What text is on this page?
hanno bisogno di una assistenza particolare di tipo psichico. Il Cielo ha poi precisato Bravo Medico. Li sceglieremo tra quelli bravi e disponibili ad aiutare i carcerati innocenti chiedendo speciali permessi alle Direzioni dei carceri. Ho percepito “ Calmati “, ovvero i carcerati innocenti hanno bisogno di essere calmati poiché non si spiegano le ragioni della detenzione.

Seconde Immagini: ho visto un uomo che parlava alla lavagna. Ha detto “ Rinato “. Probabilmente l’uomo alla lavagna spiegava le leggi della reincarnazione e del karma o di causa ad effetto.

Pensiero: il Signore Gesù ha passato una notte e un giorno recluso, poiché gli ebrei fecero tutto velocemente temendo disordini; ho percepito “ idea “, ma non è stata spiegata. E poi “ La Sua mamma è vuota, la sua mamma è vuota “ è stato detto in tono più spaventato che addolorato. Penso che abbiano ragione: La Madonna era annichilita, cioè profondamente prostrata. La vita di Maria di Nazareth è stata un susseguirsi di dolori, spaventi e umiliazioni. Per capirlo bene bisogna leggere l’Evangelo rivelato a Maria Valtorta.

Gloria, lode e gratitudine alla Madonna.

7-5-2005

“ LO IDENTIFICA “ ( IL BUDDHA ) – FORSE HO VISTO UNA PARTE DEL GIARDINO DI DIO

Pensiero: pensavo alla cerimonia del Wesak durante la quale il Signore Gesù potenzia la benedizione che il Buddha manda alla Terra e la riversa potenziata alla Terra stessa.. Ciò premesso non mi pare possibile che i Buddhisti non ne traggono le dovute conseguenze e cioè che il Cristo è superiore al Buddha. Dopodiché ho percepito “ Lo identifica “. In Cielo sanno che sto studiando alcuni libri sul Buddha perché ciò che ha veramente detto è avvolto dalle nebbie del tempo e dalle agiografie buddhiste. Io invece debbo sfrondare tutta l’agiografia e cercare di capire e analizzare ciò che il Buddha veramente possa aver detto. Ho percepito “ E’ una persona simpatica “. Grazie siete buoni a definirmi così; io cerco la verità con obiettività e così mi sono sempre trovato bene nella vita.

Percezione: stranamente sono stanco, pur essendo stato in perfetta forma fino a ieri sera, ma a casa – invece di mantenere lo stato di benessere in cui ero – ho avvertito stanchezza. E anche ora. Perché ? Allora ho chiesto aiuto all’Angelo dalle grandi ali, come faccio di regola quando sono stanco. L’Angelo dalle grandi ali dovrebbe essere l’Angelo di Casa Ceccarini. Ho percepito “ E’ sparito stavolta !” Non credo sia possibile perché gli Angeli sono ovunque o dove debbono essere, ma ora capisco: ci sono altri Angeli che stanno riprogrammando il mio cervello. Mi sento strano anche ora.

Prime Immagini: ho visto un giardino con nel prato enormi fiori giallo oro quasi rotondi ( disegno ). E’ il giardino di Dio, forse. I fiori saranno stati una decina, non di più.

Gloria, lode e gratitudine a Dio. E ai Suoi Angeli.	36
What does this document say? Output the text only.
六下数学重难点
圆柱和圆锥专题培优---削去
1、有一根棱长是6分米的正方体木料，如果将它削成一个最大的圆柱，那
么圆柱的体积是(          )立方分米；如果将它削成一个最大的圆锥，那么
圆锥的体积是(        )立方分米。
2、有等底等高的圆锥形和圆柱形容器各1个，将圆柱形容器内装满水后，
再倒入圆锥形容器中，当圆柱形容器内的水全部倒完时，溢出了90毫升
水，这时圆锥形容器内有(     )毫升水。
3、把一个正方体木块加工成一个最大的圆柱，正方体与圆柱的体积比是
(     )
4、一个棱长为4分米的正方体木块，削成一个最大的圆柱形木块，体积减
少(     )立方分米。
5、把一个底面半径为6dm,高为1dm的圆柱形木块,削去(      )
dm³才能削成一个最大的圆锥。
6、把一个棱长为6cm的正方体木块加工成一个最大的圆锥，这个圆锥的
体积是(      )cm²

###

Problem description:
Find the word "lode" in the data and show each line that holds it.

Exercise result:
Gloria, lode e gratitudine alla Madonna.
Gloria, lode e gratitudine a Dio. E ai Suoi Angeli.	36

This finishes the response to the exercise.